* WHAT THE TASK REQUIRES
Say how many lines of these entries include the word "offset", and answer with the number alone.

Data listing
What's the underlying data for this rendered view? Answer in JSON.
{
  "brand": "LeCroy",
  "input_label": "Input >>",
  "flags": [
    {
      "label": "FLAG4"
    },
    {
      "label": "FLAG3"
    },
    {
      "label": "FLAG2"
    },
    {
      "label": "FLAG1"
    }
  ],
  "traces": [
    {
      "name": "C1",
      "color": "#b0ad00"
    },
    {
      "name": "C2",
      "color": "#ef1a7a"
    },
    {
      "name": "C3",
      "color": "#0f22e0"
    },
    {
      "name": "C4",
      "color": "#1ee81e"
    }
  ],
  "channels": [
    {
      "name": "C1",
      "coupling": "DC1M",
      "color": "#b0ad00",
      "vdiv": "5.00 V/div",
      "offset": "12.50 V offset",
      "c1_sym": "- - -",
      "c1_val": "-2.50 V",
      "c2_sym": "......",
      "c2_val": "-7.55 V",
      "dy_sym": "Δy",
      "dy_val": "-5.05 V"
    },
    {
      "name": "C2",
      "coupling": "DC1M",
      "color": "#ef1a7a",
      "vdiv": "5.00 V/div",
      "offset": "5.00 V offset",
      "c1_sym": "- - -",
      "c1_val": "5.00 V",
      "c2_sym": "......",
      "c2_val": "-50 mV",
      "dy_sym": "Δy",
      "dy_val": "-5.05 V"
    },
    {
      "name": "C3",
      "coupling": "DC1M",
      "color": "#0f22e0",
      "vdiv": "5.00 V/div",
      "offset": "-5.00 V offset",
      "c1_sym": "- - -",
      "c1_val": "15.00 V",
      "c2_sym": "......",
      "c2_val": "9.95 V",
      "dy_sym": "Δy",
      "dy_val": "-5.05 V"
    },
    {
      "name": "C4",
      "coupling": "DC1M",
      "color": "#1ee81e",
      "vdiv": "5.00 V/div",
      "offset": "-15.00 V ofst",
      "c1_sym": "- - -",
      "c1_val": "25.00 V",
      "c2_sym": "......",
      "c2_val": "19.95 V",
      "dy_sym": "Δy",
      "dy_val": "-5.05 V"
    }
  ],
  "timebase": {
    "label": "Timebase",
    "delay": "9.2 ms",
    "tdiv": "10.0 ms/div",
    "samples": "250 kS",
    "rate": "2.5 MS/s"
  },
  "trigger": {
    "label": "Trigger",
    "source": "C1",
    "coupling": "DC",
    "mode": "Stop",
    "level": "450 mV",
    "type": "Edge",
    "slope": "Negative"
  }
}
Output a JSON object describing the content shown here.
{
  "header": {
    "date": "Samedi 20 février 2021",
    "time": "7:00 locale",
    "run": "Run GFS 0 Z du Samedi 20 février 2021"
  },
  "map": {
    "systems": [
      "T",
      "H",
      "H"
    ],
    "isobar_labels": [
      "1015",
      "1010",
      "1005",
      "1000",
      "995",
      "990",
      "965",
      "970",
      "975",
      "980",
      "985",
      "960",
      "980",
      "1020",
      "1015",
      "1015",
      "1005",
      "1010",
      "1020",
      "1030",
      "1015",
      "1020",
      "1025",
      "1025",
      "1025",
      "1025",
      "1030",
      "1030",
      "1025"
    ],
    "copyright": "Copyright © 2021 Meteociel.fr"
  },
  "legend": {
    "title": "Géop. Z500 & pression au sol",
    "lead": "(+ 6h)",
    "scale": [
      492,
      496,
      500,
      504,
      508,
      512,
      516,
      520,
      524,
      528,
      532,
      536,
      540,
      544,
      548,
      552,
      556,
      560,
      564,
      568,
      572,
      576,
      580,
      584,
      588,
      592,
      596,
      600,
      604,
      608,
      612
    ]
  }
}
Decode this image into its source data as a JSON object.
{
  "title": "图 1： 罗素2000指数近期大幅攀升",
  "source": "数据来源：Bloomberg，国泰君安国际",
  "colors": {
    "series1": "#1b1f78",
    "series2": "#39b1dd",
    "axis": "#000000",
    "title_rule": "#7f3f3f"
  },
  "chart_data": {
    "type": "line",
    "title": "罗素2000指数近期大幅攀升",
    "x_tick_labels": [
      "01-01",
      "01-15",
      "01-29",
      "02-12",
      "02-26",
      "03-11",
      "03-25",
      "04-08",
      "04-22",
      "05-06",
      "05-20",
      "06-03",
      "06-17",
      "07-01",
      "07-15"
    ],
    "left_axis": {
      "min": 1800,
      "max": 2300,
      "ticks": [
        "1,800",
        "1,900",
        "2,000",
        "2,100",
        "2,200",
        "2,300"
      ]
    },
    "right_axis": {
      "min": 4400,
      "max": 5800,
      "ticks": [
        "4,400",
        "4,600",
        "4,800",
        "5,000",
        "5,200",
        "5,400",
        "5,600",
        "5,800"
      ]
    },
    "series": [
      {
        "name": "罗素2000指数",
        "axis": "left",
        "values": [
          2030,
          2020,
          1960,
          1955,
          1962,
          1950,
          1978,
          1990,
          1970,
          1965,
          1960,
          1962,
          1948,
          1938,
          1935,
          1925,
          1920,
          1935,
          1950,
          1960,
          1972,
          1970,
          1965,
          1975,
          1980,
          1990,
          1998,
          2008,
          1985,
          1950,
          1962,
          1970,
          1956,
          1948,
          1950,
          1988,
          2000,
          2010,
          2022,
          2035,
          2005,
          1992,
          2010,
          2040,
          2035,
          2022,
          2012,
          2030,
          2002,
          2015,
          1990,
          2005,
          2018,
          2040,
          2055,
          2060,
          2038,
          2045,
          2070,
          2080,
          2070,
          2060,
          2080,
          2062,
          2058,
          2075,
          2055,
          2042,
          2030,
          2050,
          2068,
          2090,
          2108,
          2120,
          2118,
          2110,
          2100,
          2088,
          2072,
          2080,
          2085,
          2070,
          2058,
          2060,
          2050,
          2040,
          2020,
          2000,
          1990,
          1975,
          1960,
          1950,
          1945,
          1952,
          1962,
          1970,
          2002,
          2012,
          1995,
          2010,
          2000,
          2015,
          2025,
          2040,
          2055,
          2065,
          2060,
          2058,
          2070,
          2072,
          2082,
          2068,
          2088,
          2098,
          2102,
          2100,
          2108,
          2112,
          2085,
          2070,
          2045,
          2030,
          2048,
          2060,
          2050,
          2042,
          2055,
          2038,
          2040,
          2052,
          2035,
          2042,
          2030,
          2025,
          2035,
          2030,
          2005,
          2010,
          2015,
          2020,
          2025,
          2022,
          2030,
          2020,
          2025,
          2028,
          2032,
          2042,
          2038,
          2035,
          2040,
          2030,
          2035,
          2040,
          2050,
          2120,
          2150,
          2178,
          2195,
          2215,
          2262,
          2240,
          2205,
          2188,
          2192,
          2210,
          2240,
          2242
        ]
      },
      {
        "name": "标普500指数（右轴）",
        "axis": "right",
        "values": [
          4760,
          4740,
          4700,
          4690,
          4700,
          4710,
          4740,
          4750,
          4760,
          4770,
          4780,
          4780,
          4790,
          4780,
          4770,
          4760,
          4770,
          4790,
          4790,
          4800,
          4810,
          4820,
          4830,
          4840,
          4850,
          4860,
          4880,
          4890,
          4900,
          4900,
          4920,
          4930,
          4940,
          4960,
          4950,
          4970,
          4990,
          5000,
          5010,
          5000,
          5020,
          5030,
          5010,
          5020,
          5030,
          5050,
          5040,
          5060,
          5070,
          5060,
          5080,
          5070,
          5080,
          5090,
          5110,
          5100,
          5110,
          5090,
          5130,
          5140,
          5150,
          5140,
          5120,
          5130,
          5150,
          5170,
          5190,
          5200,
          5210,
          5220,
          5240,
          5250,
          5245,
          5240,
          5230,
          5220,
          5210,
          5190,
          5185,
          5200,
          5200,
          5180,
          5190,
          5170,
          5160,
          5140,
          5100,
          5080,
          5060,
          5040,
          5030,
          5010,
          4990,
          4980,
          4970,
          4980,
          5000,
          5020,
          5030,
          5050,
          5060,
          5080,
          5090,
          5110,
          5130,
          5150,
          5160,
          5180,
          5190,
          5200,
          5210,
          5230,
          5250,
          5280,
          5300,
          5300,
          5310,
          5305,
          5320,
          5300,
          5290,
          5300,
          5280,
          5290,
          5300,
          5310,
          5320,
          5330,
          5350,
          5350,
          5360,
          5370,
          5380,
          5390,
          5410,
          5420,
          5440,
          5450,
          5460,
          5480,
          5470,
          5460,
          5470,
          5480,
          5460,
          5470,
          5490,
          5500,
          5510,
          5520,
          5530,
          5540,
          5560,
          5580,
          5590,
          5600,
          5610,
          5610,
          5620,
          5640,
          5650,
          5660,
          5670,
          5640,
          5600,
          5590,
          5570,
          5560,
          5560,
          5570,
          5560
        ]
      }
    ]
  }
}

* RESPONSE BELOW
4